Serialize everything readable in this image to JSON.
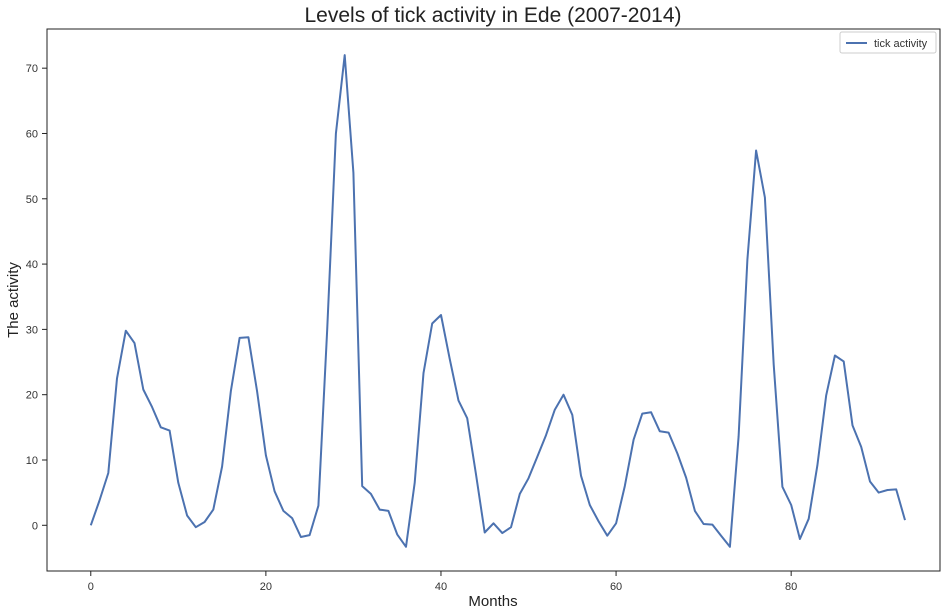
{
  "chart_data": {
    "type": "line",
    "title": "Levels of tick activity in Ede (2007-2014)",
    "xlabel": "Months",
    "ylabel": "The activity",
    "xlim": [
      -5,
      97
    ],
    "ylim": [
      -7,
      76
    ],
    "xticks": [
      0,
      20,
      40,
      60,
      80
    ],
    "yticks": [
      0,
      10,
      20,
      30,
      40,
      50,
      60,
      70
    ],
    "grid": false,
    "legend_position": "top-right",
    "series": [
      {
        "name": "tick activity",
        "color": "#4c72b0",
        "x": [
          0,
          1,
          2,
          3,
          4,
          5,
          6,
          7,
          8,
          9,
          10,
          11,
          12,
          13,
          14,
          15,
          16,
          17,
          18,
          19,
          20,
          21,
          22,
          23,
          24,
          25,
          26,
          27,
          28,
          29,
          30,
          31,
          32,
          33,
          34,
          35,
          36,
          37,
          38,
          39,
          40,
          41,
          42,
          43,
          44,
          45,
          46,
          47,
          48,
          49,
          50,
          51,
          52,
          53,
          54,
          55,
          56,
          57,
          58,
          59,
          60,
          61,
          62,
          63,
          64,
          65,
          66,
          67,
          68,
          69,
          70,
          71,
          72,
          73,
          74,
          75,
          76,
          77,
          78,
          79,
          80,
          81,
          82,
          83,
          84,
          85,
          86,
          87,
          88,
          89,
          90,
          91,
          92,
          93
        ],
        "values": [
          0,
          3.8,
          8,
          22.5,
          29.8,
          27.9,
          20.8,
          18.1,
          15,
          14.5,
          6.5,
          1.5,
          -0.3,
          0.5,
          2.4,
          9,
          20.6,
          28.7,
          28.8,
          20.5,
          10.7,
          5.2,
          2.2,
          1.1,
          -1.8,
          -1.5,
          3,
          30,
          60,
          72,
          54,
          6,
          4.8,
          2.4,
          2.2,
          -1.4,
          -3.3,
          6.5,
          23.3,
          30.9,
          32.2,
          25.5,
          19.1,
          16.4,
          7.8,
          -1.1,
          0.3,
          -1.2,
          -0.3,
          4.8,
          7.2,
          10.5,
          13.8,
          17.7,
          20,
          16.9,
          7.6,
          3.1,
          0.6,
          -1.6,
          0.3,
          6,
          13.1,
          17.1,
          17.3,
          14.4,
          14.2,
          11,
          7.3,
          2.2,
          0.2,
          0.1,
          -1.6,
          -3.3,
          13.6,
          40.7,
          57.4,
          50.2,
          24.6,
          5.9,
          3.1,
          -2.1,
          1,
          9.2,
          19.9,
          26,
          25.1,
          15.3,
          12,
          6.7,
          5,
          5.4,
          5.5,
          0.8
        ]
      }
    ]
  }
}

→ Given request
In your copy of the records, include no pictures; repeat everything else exactly.

→ Output
Serialize everything readable in this image to JSON.
{
  "chart_data": {
    "type": "line",
    "title": "Levels of tick activity in Ede (2007-2014)",
    "xlabel": "Months",
    "ylabel": "The activity",
    "xlim": [
      -5,
      97
    ],
    "ylim": [
      -7,
      76
    ],
    "xticks": [
      0,
      20,
      40,
      60,
      80
    ],
    "yticks": [
      0,
      10,
      20,
      30,
      40,
      50,
      60,
      70
    ],
    "grid": false,
    "legend_position": "top-right",
    "series": [
      {
        "name": "tick activity",
        "color": "#4c72b0",
        "x": [
          0,
          1,
          2,
          3,
          4,
          5,
          6,
          7,
          8,
          9,
          10,
          11,
          12,
          13,
          14,
          15,
          16,
          17,
          18,
          19,
          20,
          21,
          22,
          23,
          24,
          25,
          26,
          27,
          28,
          29,
          30,
          31,
          32,
          33,
          34,
          35,
          36,
          37,
          38,
          39,
          40,
          41,
          42,
          43,
          44,
          45,
          46,
          47,
          48,
          49,
          50,
          51,
          52,
          53,
          54,
          55,
          56,
          57,
          58,
          59,
          60,
          61,
          62,
          63,
          64,
          65,
          66,
          67,
          68,
          69,
          70,
          71,
          72,
          73,
          74,
          75,
          76,
          77,
          78,
          79,
          80,
          81,
          82,
          83,
          84,
          85,
          86,
          87,
          88,
          89,
          90,
          91,
          92,
          93
        ],
        "values": [
          0,
          3.8,
          8,
          22.5,
          29.8,
          27.9,
          20.8,
          18.1,
          15,
          14.5,
          6.5,
          1.5,
          -0.3,
          0.5,
          2.4,
          9,
          20.6,
          28.7,
          28.8,
          20.5,
          10.7,
          5.2,
          2.2,
          1.1,
          -1.8,
          -1.5,
          3,
          30,
          60,
          72,
          54,
          6,
          4.8,
          2.4,
          2.2,
          -1.4,
          -3.3,
          6.5,
          23.3,
          30.9,
          32.2,
          25.5,
          19.1,
          16.4,
          7.8,
          -1.1,
          0.3,
          -1.2,
          -0.3,
          4.8,
          7.2,
          10.5,
          13.8,
          17.7,
          20,
          16.9,
          7.6,
          3.1,
          0.6,
          -1.6,
          0.3,
          6,
          13.1,
          17.1,
          17.3,
          14.4,
          14.2,
          11,
          7.3,
          2.2,
          0.2,
          0.1,
          -1.6,
          -3.3,
          13.6,
          40.7,
          57.4,
          50.2,
          24.6,
          5.9,
          3.1,
          -2.1,
          1,
          9.2,
          19.9,
          26,
          25.1,
          15.3,
          12,
          6.7,
          5,
          5.4,
          5.5,
          0.8
        ]
      }
    ]
  }
}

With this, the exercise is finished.